* **The input**:
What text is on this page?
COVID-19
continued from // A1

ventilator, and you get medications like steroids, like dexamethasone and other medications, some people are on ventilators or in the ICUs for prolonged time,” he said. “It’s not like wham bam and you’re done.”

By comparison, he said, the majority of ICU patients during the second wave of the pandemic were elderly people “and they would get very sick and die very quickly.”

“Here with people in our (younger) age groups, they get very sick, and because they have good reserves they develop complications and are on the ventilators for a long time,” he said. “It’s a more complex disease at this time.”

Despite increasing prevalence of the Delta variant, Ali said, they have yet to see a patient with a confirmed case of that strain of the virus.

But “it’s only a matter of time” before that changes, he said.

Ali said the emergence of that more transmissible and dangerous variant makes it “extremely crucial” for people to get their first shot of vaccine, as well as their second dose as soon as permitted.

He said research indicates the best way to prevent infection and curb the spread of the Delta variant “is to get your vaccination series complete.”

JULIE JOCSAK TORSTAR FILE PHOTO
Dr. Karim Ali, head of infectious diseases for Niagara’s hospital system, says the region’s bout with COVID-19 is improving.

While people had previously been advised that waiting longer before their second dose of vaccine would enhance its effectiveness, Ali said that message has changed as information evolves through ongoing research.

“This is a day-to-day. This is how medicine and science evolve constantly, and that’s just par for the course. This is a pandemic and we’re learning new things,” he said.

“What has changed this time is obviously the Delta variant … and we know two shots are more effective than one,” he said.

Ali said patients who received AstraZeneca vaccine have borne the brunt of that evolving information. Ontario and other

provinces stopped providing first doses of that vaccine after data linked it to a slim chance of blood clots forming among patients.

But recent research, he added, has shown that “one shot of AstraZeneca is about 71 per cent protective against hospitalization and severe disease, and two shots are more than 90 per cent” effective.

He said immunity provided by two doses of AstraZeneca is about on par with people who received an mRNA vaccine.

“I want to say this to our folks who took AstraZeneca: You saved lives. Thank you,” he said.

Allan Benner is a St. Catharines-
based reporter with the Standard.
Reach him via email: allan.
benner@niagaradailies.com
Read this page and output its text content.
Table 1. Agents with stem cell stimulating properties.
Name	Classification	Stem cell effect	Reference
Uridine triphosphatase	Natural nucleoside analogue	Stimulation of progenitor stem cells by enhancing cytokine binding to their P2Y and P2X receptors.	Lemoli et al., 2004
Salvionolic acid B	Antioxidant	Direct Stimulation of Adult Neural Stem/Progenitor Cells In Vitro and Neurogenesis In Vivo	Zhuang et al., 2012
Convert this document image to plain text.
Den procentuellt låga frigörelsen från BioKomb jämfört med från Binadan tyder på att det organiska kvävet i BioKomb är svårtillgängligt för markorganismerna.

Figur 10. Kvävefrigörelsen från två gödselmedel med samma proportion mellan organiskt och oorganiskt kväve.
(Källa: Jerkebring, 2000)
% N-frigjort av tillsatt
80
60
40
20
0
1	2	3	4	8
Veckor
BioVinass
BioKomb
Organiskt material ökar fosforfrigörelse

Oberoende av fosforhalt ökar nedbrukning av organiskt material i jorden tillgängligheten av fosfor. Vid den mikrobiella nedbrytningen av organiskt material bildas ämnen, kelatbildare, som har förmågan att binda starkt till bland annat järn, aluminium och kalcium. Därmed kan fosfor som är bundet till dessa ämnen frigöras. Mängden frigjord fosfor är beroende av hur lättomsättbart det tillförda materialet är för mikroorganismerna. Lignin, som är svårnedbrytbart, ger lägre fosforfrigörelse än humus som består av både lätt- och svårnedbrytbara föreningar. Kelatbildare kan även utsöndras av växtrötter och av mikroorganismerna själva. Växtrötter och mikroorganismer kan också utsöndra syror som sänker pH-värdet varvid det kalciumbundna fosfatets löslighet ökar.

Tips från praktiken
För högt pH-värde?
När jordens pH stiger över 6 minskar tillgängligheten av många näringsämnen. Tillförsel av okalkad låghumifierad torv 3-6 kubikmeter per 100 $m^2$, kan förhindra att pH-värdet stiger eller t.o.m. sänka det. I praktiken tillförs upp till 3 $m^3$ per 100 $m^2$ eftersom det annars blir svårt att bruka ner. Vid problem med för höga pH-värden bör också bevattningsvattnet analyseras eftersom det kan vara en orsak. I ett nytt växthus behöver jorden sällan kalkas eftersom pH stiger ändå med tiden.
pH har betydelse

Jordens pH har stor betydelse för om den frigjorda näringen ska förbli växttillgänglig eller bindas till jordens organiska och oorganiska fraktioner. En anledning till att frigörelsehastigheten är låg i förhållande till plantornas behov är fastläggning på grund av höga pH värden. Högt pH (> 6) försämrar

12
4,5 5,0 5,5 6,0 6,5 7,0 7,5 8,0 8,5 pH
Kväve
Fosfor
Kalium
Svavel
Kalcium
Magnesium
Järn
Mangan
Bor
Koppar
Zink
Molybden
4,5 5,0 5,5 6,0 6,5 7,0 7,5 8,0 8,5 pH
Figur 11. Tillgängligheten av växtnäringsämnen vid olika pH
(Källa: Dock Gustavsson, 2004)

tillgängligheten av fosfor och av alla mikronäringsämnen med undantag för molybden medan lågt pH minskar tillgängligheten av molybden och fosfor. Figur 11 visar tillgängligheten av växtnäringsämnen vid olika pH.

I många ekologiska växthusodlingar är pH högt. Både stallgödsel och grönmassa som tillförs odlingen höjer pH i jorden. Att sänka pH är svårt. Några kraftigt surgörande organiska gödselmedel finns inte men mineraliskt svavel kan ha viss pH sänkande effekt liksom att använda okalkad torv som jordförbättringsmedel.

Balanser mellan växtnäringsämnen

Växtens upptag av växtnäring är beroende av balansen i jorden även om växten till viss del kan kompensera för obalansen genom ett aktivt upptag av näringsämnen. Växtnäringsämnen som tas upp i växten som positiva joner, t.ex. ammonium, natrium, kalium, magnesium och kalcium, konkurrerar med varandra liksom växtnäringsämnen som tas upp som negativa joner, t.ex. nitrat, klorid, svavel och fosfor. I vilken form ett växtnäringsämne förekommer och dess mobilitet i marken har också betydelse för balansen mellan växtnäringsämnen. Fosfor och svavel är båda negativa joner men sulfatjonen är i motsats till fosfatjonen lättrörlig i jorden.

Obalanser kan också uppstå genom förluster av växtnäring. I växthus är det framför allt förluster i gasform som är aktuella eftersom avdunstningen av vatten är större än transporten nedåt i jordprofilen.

* **Your assignment**: I need all of the records above retyped exactly, please.

* **The answer**:
What text is on this page?
COVID-19
continued from // A1

ventilator, and you get medications like steroids, like dexamethasone and other medications, some people are on ventilators or in the ICUs for prolonged time,” he said. “It’s not like wham bam and you’re done.”

By comparison, he said, the majority of ICU patients during the second wave of the pandemic were elderly people “and they would get very sick and die very quickly.”

“Here with people in our (younger) age groups, they get very sick, and because they have good reserves they develop complications and are on the ventilators for a long time,” he said. “It’s a more complex disease at this time.”

Despite increasing prevalence of the Delta variant, Ali said, they have yet to see a patient with a confirmed case of that strain of the virus.

But “it’s only a matter of time” before that changes, he said.

Ali said the emergence of that more transmissible and dangerous variant makes it “extremely crucial” for people to get their first shot of vaccine, as well as their second dose as soon as permitted.

He said research indicates the best way to prevent infection and curb the spread of the Delta variant “is to get your vaccination series complete.”

JULIE JOCSAK TORSTAR FILE PHOTO
Dr. Karim Ali, head of infectious diseases for Niagara’s hospital system, says the region’s bout with COVID-19 is improving.

While people had previously been advised that waiting longer before their second dose of vaccine would enhance its effectiveness, Ali said that message has changed as information evolves through ongoing research.

“This is a day-to-day. This is how medicine and science evolve constantly, and that’s just par for the course. This is a pandemic and we’re learning new things,” he said.

“What has changed this time is obviously the Delta variant … and we know two shots are more effective than one,” he said.

Ali said patients who received AstraZeneca vaccine have borne the brunt of that evolving information. Ontario and other

provinces stopped providing first doses of that vaccine after data linked it to a slim chance of blood clots forming among patients.

But recent research, he added, has shown that “one shot of AstraZeneca is about 71 per cent protective against hospitalization and severe disease, and two shots are more than 90 per cent” effective.

He said immunity provided by two doses of AstraZeneca is about on par with people who received an mRNA vaccine.

“I want to say this to our folks who took AstraZeneca: You saved lives. Thank you,” he said.

Allan Benner is a St. Catharines-
based reporter with the Standard.
Reach him via email: allan.
benner@niagaradailies.com
Read this page and output its text content.
Table 1. Agents with stem cell stimulating properties.
Name	Classification	Stem cell effect	Reference
Uridine triphosphatase	Natural nucleoside analogue	Stimulation of progenitor stem cells by enhancing cytokine binding to their P2Y and P2X receptors.	Lemoli et al., 2004
Salvionolic acid B	Antioxidant	Direct Stimulation of Adult Neural Stem/Progenitor Cells In Vitro and Neurogenesis In Vivo	Zhuang et al., 2012
Convert this document image to plain text.
Den procentuellt låga frigörelsen från BioKomb jämfört med från Binadan tyder på att det organiska kvävet i BioKomb är svårtillgängligt för markorganismerna.

Figur 10. Kvävefrigörelsen från två gödselmedel med samma proportion mellan organiskt och oorganiskt kväve.
(Källa: Jerkebring, 2000)
% N-frigjort av tillsatt
80
60
40
20
0
1	2	3	4	8
Veckor
BioVinass
BioKomb
Organiskt material ökar fosforfrigörelse

Oberoende av fosforhalt ökar nedbrukning av organiskt material i jorden tillgängligheten av fosfor. Vid den mikrobiella nedbrytningen av organiskt material bildas ämnen, kelatbildare, som har förmågan att binda starkt till bland annat järn, aluminium och kalcium. Därmed kan fosfor som är bundet till dessa ämnen frigöras. Mängden frigjord fosfor är beroende av hur lättomsättbart det tillförda materialet är för mikroorganismerna. Lignin, som är svårnedbrytbart, ger lägre fosforfrigörelse än humus som består av både lätt- och svårnedbrytbara föreningar. Kelatbildare kan även utsöndras av växtrötter och av mikroorganismerna själva. Växtrötter och mikroorganismer kan också utsöndra syror som sänker pH-värdet varvid det kalciumbundna fosfatets löslighet ökar.

Tips från praktiken
För högt pH-värde?
När jordens pH stiger över 6 minskar tillgängligheten av många näringsämnen. Tillförsel av okalkad låghumifierad torv 3-6 kubikmeter per 100 $m^2$, kan förhindra att pH-värdet stiger eller t.o.m. sänka det. I praktiken tillförs upp till 3 $m^3$ per 100 $m^2$ eftersom det annars blir svårt att bruka ner. Vid problem med för höga pH-värden bör också bevattningsvattnet analyseras eftersom det kan vara en orsak. I ett nytt växthus behöver jorden sällan kalkas eftersom pH stiger ändå med tiden.
pH har betydelse

Jordens pH har stor betydelse för om den frigjorda näringen ska förbli växttillgänglig eller bindas till jordens organiska och oorganiska fraktioner. En anledning till att frigörelsehastigheten är låg i förhållande till plantornas behov är fastläggning på grund av höga pH värden. Högt pH (> 6) försämrar

12
4,5 5,0 5,5 6,0 6,5 7,0 7,5 8,0 8,5 pH
Kväve
Fosfor
Kalium
Svavel
Kalcium
Magnesium
Järn
Mangan
Bor
Koppar
Zink
Molybden
4,5 5,0 5,5 6,0 6,5 7,0 7,5 8,0 8,5 pH
Figur 11. Tillgängligheten av växtnäringsämnen vid olika pH
(Källa: Dock Gustavsson, 2004)

tillgängligheten av fosfor och av alla mikronäringsämnen med undantag för molybden medan lågt pH minskar tillgängligheten av molybden och fosfor. Figur 11 visar tillgängligheten av växtnäringsämnen vid olika pH.

I många ekologiska växthusodlingar är pH högt. Både stallgödsel och grönmassa som tillförs odlingen höjer pH i jorden. Att sänka pH är svårt. Några kraftigt surgörande organiska gödselmedel finns inte men mineraliskt svavel kan ha viss pH sänkande effekt liksom att använda okalkad torv som jordförbättringsmedel.

Balanser mellan växtnäringsämnen

Växtens upptag av växtnäring är beroende av balansen i jorden även om växten till viss del kan kompensera för obalansen genom ett aktivt upptag av näringsämnen. Växtnäringsämnen som tas upp i växten som positiva joner, t.ex. ammonium, natrium, kalium, magnesium och kalcium, konkurrerar med varandra liksom växtnäringsämnen som tas upp som negativa joner, t.ex. nitrat, klorid, svavel och fosfor. I vilken form ett växtnäringsämne förekommer och dess mobilitet i marken har också betydelse för balansen mellan växtnäringsämnen. Fosfor och svavel är båda negativa joner men sulfatjonen är i motsats till fosfatjonen lättrörlig i jorden.

Obalanser kan också uppstå genom förluster av växtnäring. I växthus är det framför allt förluster i gasform som är aktuella eftersom avdunstningen av vatten är större än transporten nedåt i jordprofilen.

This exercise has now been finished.